Supplied text
+===+

Throughout Pride Month, we'll be speaking with firm leaders and members of the LGBTQ+ community about their careers, their lives outside of work, and their thoughts on advancing representation in the workplace. In this interview, we hear from LGBTQA Resource Group partner chair Marissa Wiley.
Are there LGBTQ+ role models that influenced your decision to become an attorney?
Elle Woods (of course).
What is the first fun thing you’ll do post-COVID, that you haven’t been doing?
Yoga in a studio with a live teacher and other students. Air travel is a close second.
What is something (other than the law) you are great at doing?
I have a special talent for grounding and empowering people. Friends, family and coworkers come to me to talk through whatever is bothering them at that particular moment, and I am able to listen intently and see through distractions to the core of the matter. I process with them, leaning heavily into my no-nonsense nature, and help them get down to the bottom of it and then problem-solve their way through it. Most of the time, people just need an attitude adjustment and a firm reminder that they are absolutely fabulous just the way they are. I love helping people through tough moments, building them up, and then watching them push through to the next level.

+===+

Entries provided
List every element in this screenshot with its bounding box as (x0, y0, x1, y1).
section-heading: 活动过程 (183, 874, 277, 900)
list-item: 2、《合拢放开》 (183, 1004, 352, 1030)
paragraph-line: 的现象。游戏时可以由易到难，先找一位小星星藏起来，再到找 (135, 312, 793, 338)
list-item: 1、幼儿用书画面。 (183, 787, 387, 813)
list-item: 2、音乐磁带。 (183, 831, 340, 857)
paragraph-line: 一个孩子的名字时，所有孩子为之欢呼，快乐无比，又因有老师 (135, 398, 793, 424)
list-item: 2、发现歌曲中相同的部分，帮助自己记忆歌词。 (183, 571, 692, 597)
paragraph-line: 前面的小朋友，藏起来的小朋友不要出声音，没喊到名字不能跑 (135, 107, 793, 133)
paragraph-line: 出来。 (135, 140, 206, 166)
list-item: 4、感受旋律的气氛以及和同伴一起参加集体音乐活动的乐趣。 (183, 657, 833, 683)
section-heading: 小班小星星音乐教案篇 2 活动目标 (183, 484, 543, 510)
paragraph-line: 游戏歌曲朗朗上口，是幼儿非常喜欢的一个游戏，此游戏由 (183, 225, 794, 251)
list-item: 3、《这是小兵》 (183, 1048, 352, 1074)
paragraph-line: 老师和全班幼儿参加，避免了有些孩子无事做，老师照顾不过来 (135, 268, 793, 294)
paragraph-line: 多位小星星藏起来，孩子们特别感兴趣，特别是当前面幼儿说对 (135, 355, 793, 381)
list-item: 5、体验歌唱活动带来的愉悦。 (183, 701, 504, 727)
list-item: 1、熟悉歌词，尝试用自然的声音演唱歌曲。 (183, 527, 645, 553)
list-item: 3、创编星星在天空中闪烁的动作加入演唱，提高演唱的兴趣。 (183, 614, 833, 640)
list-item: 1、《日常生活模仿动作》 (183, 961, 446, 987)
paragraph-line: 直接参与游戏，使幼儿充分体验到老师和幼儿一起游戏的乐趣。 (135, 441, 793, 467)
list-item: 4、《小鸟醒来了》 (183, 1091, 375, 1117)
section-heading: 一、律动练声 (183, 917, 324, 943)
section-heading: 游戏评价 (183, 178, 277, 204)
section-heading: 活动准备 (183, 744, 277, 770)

+===+

Required work
Reproduce the full Pride Month interview word for word. Nothing in the listing is needed for this work.

Response
Throughout Pride Month, we'll be speaking with firm leaders and members of the LGBTQ+ community about their careers, their lives outside of work, and their thoughts on advancing representation in the workplace. In this interview, we hear from LGBTQA Resource Group partner chair Marissa Wiley.
Are there LGBTQ+ role models that influenced your decision to become an attorney?
Elle Woods (of course).
What is the first fun thing you’ll do post-COVID, that you haven’t been doing?
Yoga in a studio with a live teacher and other students. Air travel is a close second.
What is something (other than the law) you are great at doing?
I have a special talent for grounding and empowering people. Friends, family and coworkers come to me to talk through whatever is bothering them at that particular moment, and I am able to listen intently and see through distractions to the core of the matter. I process with them, leaning heavily into my no-nonsense nature, and help them get down to the bottom of it and then problem-solve their way through it. Most of the time, people just need an attitude adjustment and a firm reminder that they are absolutely fabulous just the way they are. I love helping people through tough moments, building them up, and then watching them push through to the next level.